- [THE TASK] Look through the data below. Collect every line where the word "title" occurs.

Records about charts and figures

---

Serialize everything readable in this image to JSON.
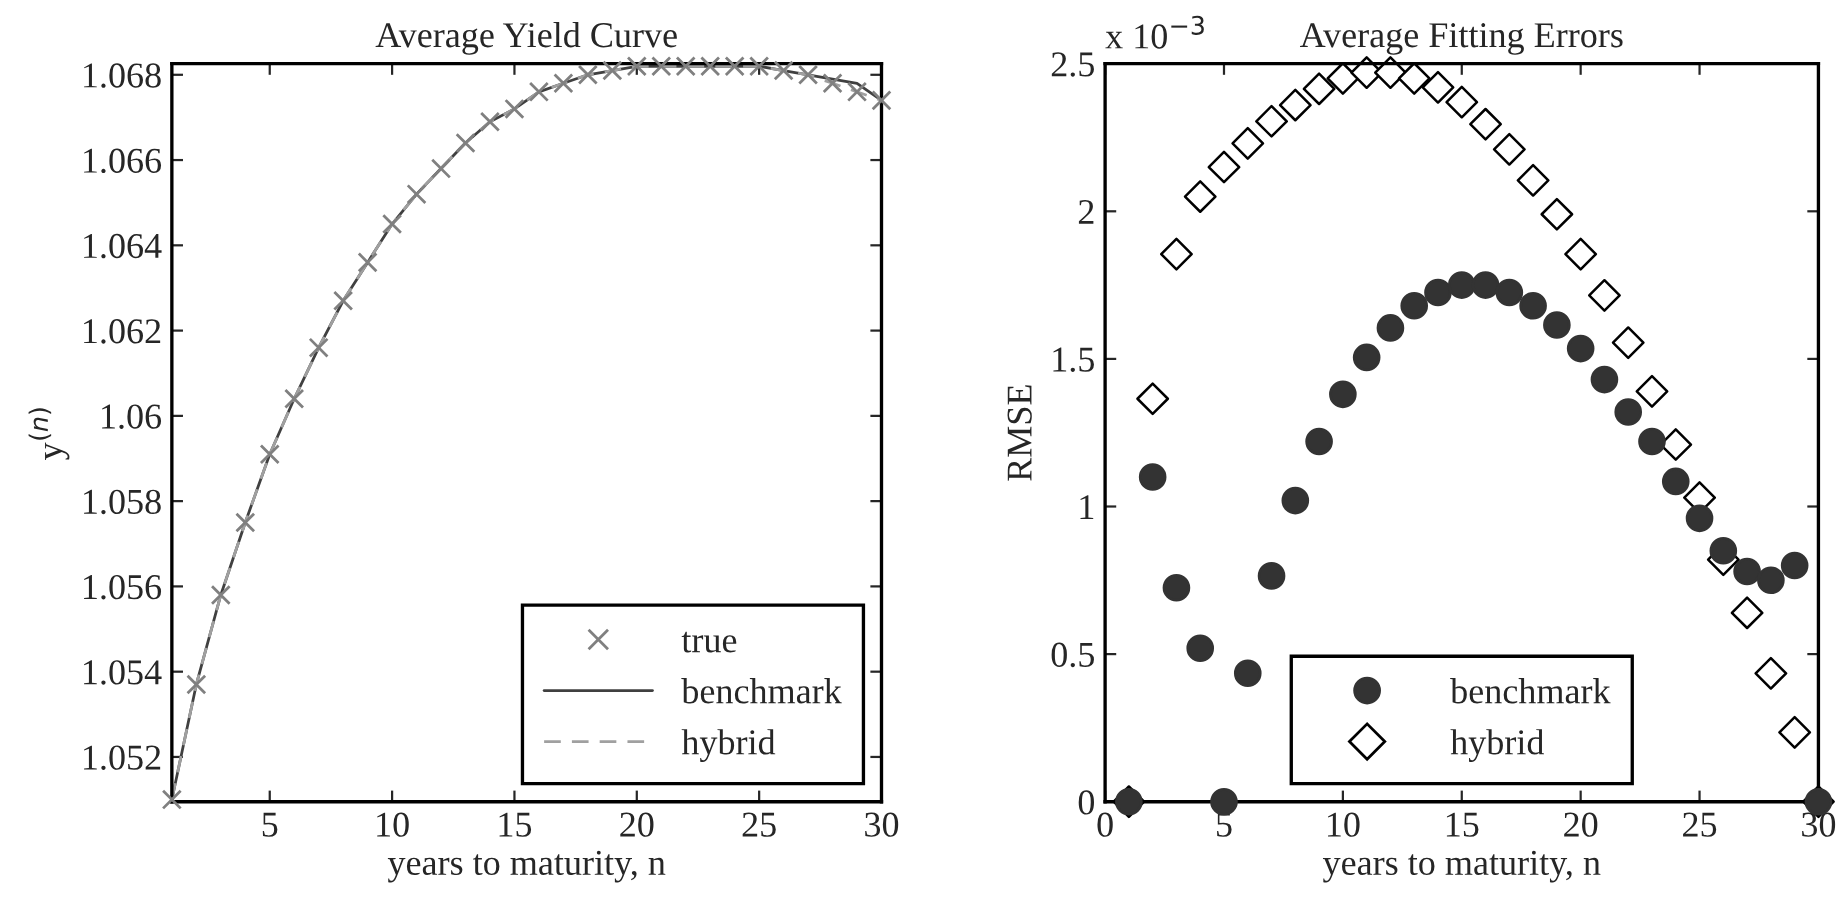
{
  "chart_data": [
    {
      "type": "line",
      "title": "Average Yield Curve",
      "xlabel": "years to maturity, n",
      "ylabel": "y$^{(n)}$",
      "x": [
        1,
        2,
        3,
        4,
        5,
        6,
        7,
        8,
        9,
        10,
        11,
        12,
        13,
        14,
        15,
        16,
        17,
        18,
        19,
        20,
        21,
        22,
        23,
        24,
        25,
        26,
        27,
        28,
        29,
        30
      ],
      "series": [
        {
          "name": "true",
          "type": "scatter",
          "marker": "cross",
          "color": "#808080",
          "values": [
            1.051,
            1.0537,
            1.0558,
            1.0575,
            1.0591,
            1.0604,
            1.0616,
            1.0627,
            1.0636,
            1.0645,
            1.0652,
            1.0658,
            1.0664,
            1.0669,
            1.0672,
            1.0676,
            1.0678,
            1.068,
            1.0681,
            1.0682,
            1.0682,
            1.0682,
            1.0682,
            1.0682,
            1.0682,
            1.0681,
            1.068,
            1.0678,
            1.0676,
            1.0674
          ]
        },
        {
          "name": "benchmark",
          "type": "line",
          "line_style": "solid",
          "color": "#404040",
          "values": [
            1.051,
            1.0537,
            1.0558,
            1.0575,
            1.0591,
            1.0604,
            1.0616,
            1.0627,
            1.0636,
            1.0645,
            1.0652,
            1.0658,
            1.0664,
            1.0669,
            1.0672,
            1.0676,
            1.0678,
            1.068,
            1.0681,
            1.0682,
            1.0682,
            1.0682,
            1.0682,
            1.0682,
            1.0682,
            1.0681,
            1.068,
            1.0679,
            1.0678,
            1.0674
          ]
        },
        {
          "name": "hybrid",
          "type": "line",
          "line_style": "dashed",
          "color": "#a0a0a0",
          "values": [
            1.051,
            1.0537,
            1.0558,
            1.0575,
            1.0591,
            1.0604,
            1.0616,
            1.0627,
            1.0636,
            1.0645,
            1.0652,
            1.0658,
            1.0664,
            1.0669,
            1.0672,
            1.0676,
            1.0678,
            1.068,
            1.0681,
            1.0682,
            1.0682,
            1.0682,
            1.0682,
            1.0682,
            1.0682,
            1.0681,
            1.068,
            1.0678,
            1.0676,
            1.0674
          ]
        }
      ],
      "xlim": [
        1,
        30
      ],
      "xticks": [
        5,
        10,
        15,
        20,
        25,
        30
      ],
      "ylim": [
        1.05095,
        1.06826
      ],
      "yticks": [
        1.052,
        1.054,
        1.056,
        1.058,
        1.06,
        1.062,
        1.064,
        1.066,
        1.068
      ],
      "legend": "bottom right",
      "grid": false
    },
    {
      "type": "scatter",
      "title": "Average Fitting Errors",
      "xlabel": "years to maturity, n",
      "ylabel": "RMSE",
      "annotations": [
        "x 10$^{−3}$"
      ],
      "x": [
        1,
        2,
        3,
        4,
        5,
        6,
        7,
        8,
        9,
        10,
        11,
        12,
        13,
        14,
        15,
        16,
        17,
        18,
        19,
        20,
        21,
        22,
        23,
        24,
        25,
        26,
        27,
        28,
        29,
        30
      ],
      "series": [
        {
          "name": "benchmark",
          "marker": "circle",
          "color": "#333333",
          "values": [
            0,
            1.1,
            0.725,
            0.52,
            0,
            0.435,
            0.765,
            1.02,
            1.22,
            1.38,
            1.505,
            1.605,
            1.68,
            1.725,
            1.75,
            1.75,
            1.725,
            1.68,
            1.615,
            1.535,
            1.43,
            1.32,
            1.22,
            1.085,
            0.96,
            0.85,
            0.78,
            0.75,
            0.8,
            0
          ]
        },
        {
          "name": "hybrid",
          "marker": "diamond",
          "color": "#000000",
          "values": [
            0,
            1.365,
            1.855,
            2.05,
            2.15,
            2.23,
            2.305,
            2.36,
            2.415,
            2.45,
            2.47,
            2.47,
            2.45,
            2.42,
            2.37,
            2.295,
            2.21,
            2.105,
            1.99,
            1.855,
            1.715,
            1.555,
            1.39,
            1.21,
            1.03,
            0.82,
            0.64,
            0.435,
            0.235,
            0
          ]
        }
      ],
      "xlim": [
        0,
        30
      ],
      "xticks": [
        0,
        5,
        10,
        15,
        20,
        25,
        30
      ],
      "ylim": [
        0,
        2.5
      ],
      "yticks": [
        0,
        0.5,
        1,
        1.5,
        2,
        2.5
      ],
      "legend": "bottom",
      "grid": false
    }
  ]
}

---

- [RESULT BELOW]
      "title": "Average Yield Curve",
      "title": "Average Fitting Errors",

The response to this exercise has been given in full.